DIRECTIONS »
Determine the number of lines where "TradingView" occurs and reply with that number by itself.

PROVIDED DATA »
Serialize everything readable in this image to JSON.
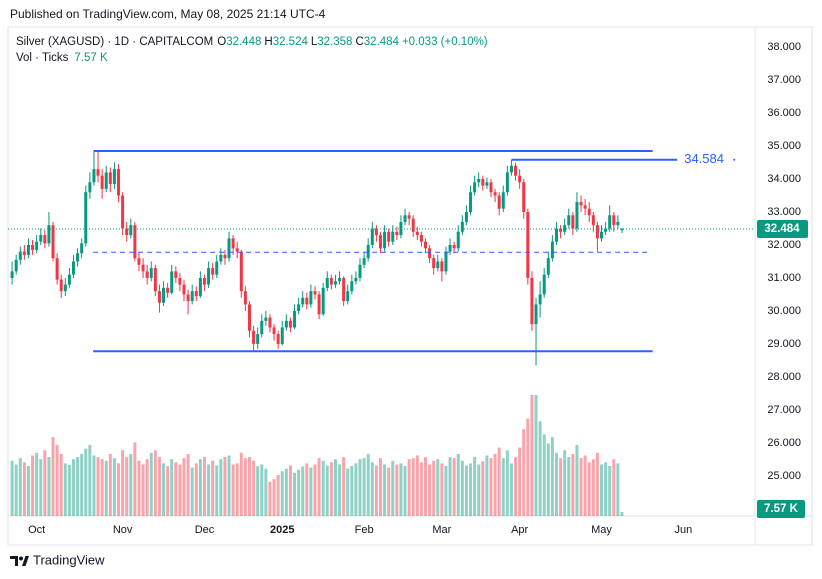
{
  "chart_data": {
    "type": "candlestick",
    "published": "Published on TradingView.com, May 08, 2025 21:14 UTC-4",
    "title": "Silver (XAGUSD) · 1D · CAPITALCOM",
    "ohlc_letters": [
      "O",
      "H",
      "L",
      "C"
    ],
    "change": "+0.033 (+0.10%)",
    "volume_title": "Vol · Ticks",
    "brand": "TradingView",
    "up_color": "#089981",
    "down_color": "#f23645",
    "line_color": "#2962ff",
    "xlim": [
      -1,
      181.5
    ],
    "xticks": [
      {
        "value": 6,
        "label": "Oct"
      },
      {
        "value": 27,
        "label": "Nov"
      },
      {
        "value": 47,
        "label": "Dec"
      },
      {
        "value": 66,
        "label": "2025"
      },
      {
        "value": 86,
        "label": "Feb"
      },
      {
        "value": 105,
        "label": "Mar"
      },
      {
        "value": 124,
        "label": "Apr"
      },
      {
        "value": 144,
        "label": "May"
      },
      {
        "value": 164,
        "label": "Jun"
      }
    ],
    "ylim": [
      23.785,
      38.577
    ],
    "yticks": [
      {
        "value": 25,
        "label": "25.000"
      },
      {
        "value": 26,
        "label": "26.000"
      },
      {
        "value": 27,
        "label": "27.000"
      },
      {
        "value": 28,
        "label": "28.000"
      },
      {
        "value": 29,
        "label": "29.000"
      },
      {
        "value": 30,
        "label": "30.000"
      },
      {
        "value": 31,
        "label": "31.000"
      },
      {
        "value": 32,
        "label": "32.000"
      },
      {
        "value": 33,
        "label": "33.000"
      },
      {
        "value": 34,
        "label": "34.000"
      },
      {
        "value": 35,
        "label": "35.000"
      },
      {
        "value": 36,
        "label": "36.000"
      },
      {
        "value": 37,
        "label": "37.000"
      },
      {
        "value": 38,
        "label": "38.000"
      }
    ],
    "lines": [
      {
        "price": 34.85,
        "from": 20,
        "to": 156.5,
        "style": "solid"
      },
      {
        "price": 34.584,
        "from": 122,
        "to": 162.5,
        "style": "solid"
      },
      {
        "price": 31.78,
        "from": 19.8,
        "to": 155.8,
        "style": "dashed"
      },
      {
        "price": 28.78,
        "from": 19.8,
        "to": 156.5,
        "style": "solid"
      }
    ],
    "series": [
      {
        "values": [
          [
            31.0,
            31.5,
            30.8,
            31.2
          ],
          [
            31.2,
            31.7,
            31.1,
            31.55
          ],
          [
            31.55,
            31.95,
            31.4,
            31.8
          ],
          [
            31.8,
            32.0,
            31.55,
            31.7
          ],
          [
            31.7,
            32.2,
            31.6,
            32.0
          ],
          [
            32.0,
            32.15,
            31.7,
            31.85
          ],
          [
            31.85,
            32.3,
            31.75,
            32.1
          ],
          [
            32.1,
            32.5,
            32.0,
            32.3
          ],
          [
            32.3,
            32.45,
            31.9,
            32.05
          ],
          [
            32.05,
            33.0,
            31.95,
            32.6
          ],
          [
            32.6,
            32.7,
            31.5,
            31.6
          ],
          [
            31.6,
            31.75,
            30.8,
            30.95
          ],
          [
            30.95,
            31.1,
            30.4,
            30.6
          ],
          [
            30.6,
            31.0,
            30.45,
            30.8
          ],
          [
            30.8,
            31.3,
            30.7,
            31.1
          ],
          [
            31.1,
            31.7,
            31.0,
            31.5
          ],
          [
            31.5,
            31.9,
            31.35,
            31.75
          ],
          [
            31.75,
            32.2,
            31.6,
            32.05
          ],
          [
            32.05,
            33.8,
            31.95,
            33.6
          ],
          [
            33.6,
            34.2,
            33.4,
            33.9
          ],
          [
            33.9,
            34.87,
            33.8,
            34.3
          ],
          [
            34.3,
            34.85,
            33.9,
            34.1
          ],
          [
            34.1,
            34.3,
            33.4,
            33.7
          ],
          [
            33.7,
            34.4,
            33.6,
            34.2
          ],
          [
            34.2,
            34.35,
            33.6,
            33.85
          ],
          [
            33.85,
            34.5,
            33.7,
            34.3
          ],
          [
            34.3,
            34.45,
            33.3,
            33.5
          ],
          [
            33.5,
            33.6,
            32.3,
            32.5
          ],
          [
            32.5,
            32.7,
            32.1,
            32.3
          ],
          [
            32.3,
            32.8,
            32.2,
            32.6
          ],
          [
            32.6,
            32.7,
            31.5,
            31.6
          ],
          [
            31.6,
            31.8,
            31.2,
            31.4
          ],
          [
            31.4,
            31.6,
            31.0,
            31.2
          ],
          [
            31.2,
            31.4,
            30.8,
            31.0
          ],
          [
            31.0,
            31.5,
            30.9,
            31.3
          ],
          [
            31.3,
            31.4,
            30.45,
            30.6
          ],
          [
            30.6,
            30.8,
            29.95,
            30.25
          ],
          [
            30.25,
            30.9,
            30.15,
            30.7
          ],
          [
            30.7,
            30.85,
            30.4,
            30.55
          ],
          [
            30.55,
            31.4,
            30.5,
            31.2
          ],
          [
            31.2,
            31.35,
            30.85,
            31.0
          ],
          [
            31.0,
            31.15,
            30.6,
            30.8
          ],
          [
            30.8,
            30.95,
            30.3,
            30.5
          ],
          [
            30.5,
            30.65,
            29.9,
            30.3
          ],
          [
            30.3,
            30.8,
            30.2,
            30.6
          ],
          [
            30.6,
            30.75,
            30.3,
            30.45
          ],
          [
            30.45,
            31.2,
            30.4,
            31.0
          ],
          [
            31.0,
            31.1,
            30.6,
            30.8
          ],
          [
            30.8,
            31.5,
            30.7,
            31.3
          ],
          [
            31.3,
            31.45,
            30.95,
            31.1
          ],
          [
            31.1,
            31.7,
            31.0,
            31.5
          ],
          [
            31.5,
            31.9,
            31.4,
            31.7
          ],
          [
            31.7,
            31.85,
            31.4,
            31.6
          ],
          [
            31.6,
            32.4,
            31.5,
            32.2
          ],
          [
            32.2,
            32.3,
            31.7,
            31.9
          ],
          [
            31.9,
            32.1,
            31.6,
            31.8
          ],
          [
            31.8,
            31.85,
            30.4,
            30.6
          ],
          [
            30.6,
            30.75,
            30.0,
            30.2
          ],
          [
            30.2,
            30.3,
            29.2,
            29.4
          ],
          [
            29.4,
            29.55,
            28.8,
            29.0
          ],
          [
            29.0,
            29.5,
            28.85,
            29.3
          ],
          [
            29.3,
            29.9,
            29.2,
            29.7
          ],
          [
            29.7,
            30.0,
            29.55,
            29.8
          ],
          [
            29.8,
            29.9,
            29.35,
            29.5
          ],
          [
            29.5,
            29.6,
            29.1,
            29.3
          ],
          [
            29.3,
            29.4,
            28.85,
            29.0
          ],
          [
            29.0,
            29.7,
            28.95,
            29.5
          ],
          [
            29.5,
            29.9,
            29.4,
            29.7
          ],
          [
            29.7,
            29.8,
            29.35,
            29.5
          ],
          [
            29.5,
            30.2,
            29.45,
            30.0
          ],
          [
            30.0,
            30.4,
            29.9,
            30.2
          ],
          [
            30.2,
            30.6,
            30.1,
            30.4
          ],
          [
            30.4,
            30.55,
            30.05,
            30.2
          ],
          [
            30.2,
            30.8,
            30.1,
            30.6
          ],
          [
            30.6,
            30.75,
            30.35,
            30.5
          ],
          [
            30.5,
            30.6,
            29.75,
            29.9
          ],
          [
            29.9,
            30.85,
            29.85,
            30.7
          ],
          [
            30.7,
            31.2,
            30.6,
            31.0
          ],
          [
            31.0,
            31.1,
            30.65,
            30.8
          ],
          [
            30.8,
            31.1,
            30.7,
            30.9
          ],
          [
            30.9,
            31.2,
            30.8,
            31.0
          ],
          [
            31.0,
            31.05,
            30.15,
            30.3
          ],
          [
            30.3,
            30.8,
            30.2,
            30.6
          ],
          [
            30.6,
            31.1,
            30.5,
            30.9
          ],
          [
            30.9,
            31.2,
            30.8,
            31.0
          ],
          [
            31.0,
            31.6,
            30.9,
            31.4
          ],
          [
            31.4,
            31.8,
            31.3,
            31.6
          ],
          [
            31.6,
            32.2,
            31.5,
            32.0
          ],
          [
            32.0,
            32.7,
            31.9,
            32.5
          ],
          [
            32.5,
            32.6,
            32.1,
            32.3
          ],
          [
            32.3,
            32.4,
            31.75,
            31.9
          ],
          [
            31.9,
            32.6,
            31.8,
            32.4
          ],
          [
            32.4,
            32.5,
            31.95,
            32.1
          ],
          [
            32.1,
            32.6,
            32.0,
            32.4
          ],
          [
            32.4,
            32.55,
            32.15,
            32.3
          ],
          [
            32.3,
            32.9,
            32.2,
            32.7
          ],
          [
            32.7,
            33.1,
            32.6,
            32.9
          ],
          [
            32.9,
            33.0,
            32.6,
            32.8
          ],
          [
            32.8,
            32.9,
            32.25,
            32.4
          ],
          [
            32.4,
            32.55,
            32.15,
            32.3
          ],
          [
            32.3,
            32.4,
            31.95,
            32.1
          ],
          [
            32.1,
            32.2,
            31.75,
            31.9
          ],
          [
            31.9,
            32.0,
            31.45,
            31.6
          ],
          [
            31.6,
            31.7,
            31.1,
            31.3
          ],
          [
            31.3,
            31.7,
            31.2,
            31.5
          ],
          [
            31.5,
            31.6,
            30.9,
            31.2
          ],
          [
            31.2,
            31.95,
            31.1,
            31.8
          ],
          [
            31.8,
            32.2,
            31.7,
            32.0
          ],
          [
            32.0,
            32.1,
            31.75,
            31.9
          ],
          [
            31.9,
            32.6,
            31.8,
            32.4
          ],
          [
            32.4,
            32.9,
            32.3,
            32.7
          ],
          [
            32.7,
            33.2,
            32.6,
            33.0
          ],
          [
            33.0,
            33.8,
            32.9,
            33.6
          ],
          [
            33.6,
            34.1,
            33.5,
            33.9
          ],
          [
            33.9,
            34.2,
            33.75,
            34.0
          ],
          [
            34.0,
            34.1,
            33.65,
            33.8
          ],
          [
            33.8,
            34.05,
            33.7,
            33.9
          ],
          [
            33.9,
            34.0,
            33.45,
            33.6
          ],
          [
            33.6,
            33.7,
            33.3,
            33.5
          ],
          [
            33.5,
            33.6,
            32.9,
            33.1
          ],
          [
            33.1,
            33.8,
            33.0,
            33.6
          ],
          [
            33.6,
            34.4,
            33.5,
            34.2
          ],
          [
            34.2,
            34.58,
            34.1,
            34.4
          ],
          [
            34.4,
            34.5,
            33.95,
            34.1
          ],
          [
            34.1,
            34.3,
            33.7,
            33.9
          ],
          [
            33.9,
            34.0,
            32.8,
            33.0
          ],
          [
            33.0,
            33.1,
            30.8,
            31.0
          ],
          [
            31.0,
            31.2,
            29.4,
            29.6
          ],
          [
            29.6,
            30.4,
            28.35,
            30.2
          ],
          [
            30.2,
            30.9,
            29.8,
            30.5
          ],
          [
            30.5,
            31.3,
            30.4,
            31.1
          ],
          [
            31.1,
            31.8,
            31.0,
            31.6
          ],
          [
            31.6,
            32.3,
            31.5,
            32.1
          ],
          [
            32.1,
            32.7,
            32.0,
            32.5
          ],
          [
            32.5,
            32.6,
            32.2,
            32.4
          ],
          [
            32.4,
            32.8,
            32.3,
            32.6
          ],
          [
            32.6,
            33.1,
            32.5,
            32.9
          ],
          [
            32.9,
            33.0,
            32.3,
            32.5
          ],
          [
            32.5,
            33.6,
            32.4,
            33.3
          ],
          [
            33.3,
            33.5,
            33.0,
            33.2
          ],
          [
            33.2,
            33.4,
            32.9,
            33.1
          ],
          [
            33.1,
            33.3,
            32.7,
            32.9
          ],
          [
            32.9,
            33.0,
            32.4,
            32.6
          ],
          [
            32.6,
            32.7,
            31.8,
            32.2
          ],
          [
            32.2,
            32.6,
            32.1,
            32.4
          ],
          [
            32.4,
            32.7,
            32.3,
            32.5
          ],
          [
            32.5,
            33.2,
            32.4,
            32.9
          ],
          [
            32.9,
            33.0,
            32.4,
            32.6
          ],
          [
            32.6,
            32.9,
            32.5,
            32.7
          ],
          [
            32.448,
            32.524,
            32.358,
            32.484
          ]
        ]
      }
    ],
    "volumes": [
      105,
      98,
      110,
      102,
      95,
      115,
      120,
      108,
      125,
      112,
      150,
      135,
      118,
      100,
      97,
      108,
      112,
      118,
      128,
      135,
      115,
      112,
      108,
      105,
      118,
      110,
      100,
      125,
      112,
      118,
      140,
      105,
      98,
      108,
      120,
      125,
      112,
      100,
      95,
      108,
      102,
      98,
      110,
      118,
      92,
      100,
      108,
      112,
      98,
      105,
      96,
      108,
      112,
      115,
      98,
      100,
      120,
      110,
      112,
      105,
      95,
      98,
      90,
      65,
      70,
      78,
      85,
      90,
      96,
      82,
      88,
      94,
      100,
      92,
      98,
      110,
      105,
      96,
      102,
      108,
      98,
      112,
      90,
      95,
      100,
      108,
      110,
      118,
      102,
      96,
      110,
      98,
      92,
      105,
      98,
      100,
      95,
      108,
      110,
      115,
      102,
      112,
      98,
      105,
      108,
      100,
      95,
      112,
      110,
      118,
      105,
      96,
      100,
      112,
      98,
      104,
      115,
      110,
      118,
      130,
      110,
      125,
      100,
      112,
      130,
      165,
      185,
      230,
      230,
      180,
      155,
      138,
      150,
      120,
      110,
      125,
      112,
      118,
      135,
      110,
      115,
      102,
      108,
      120,
      98,
      102,
      95,
      108,
      100,
      7.57
    ],
    "volume_value_labels": {
      "149": "7.57 K"
    }
  }
}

CORRECT RESPONSE »
2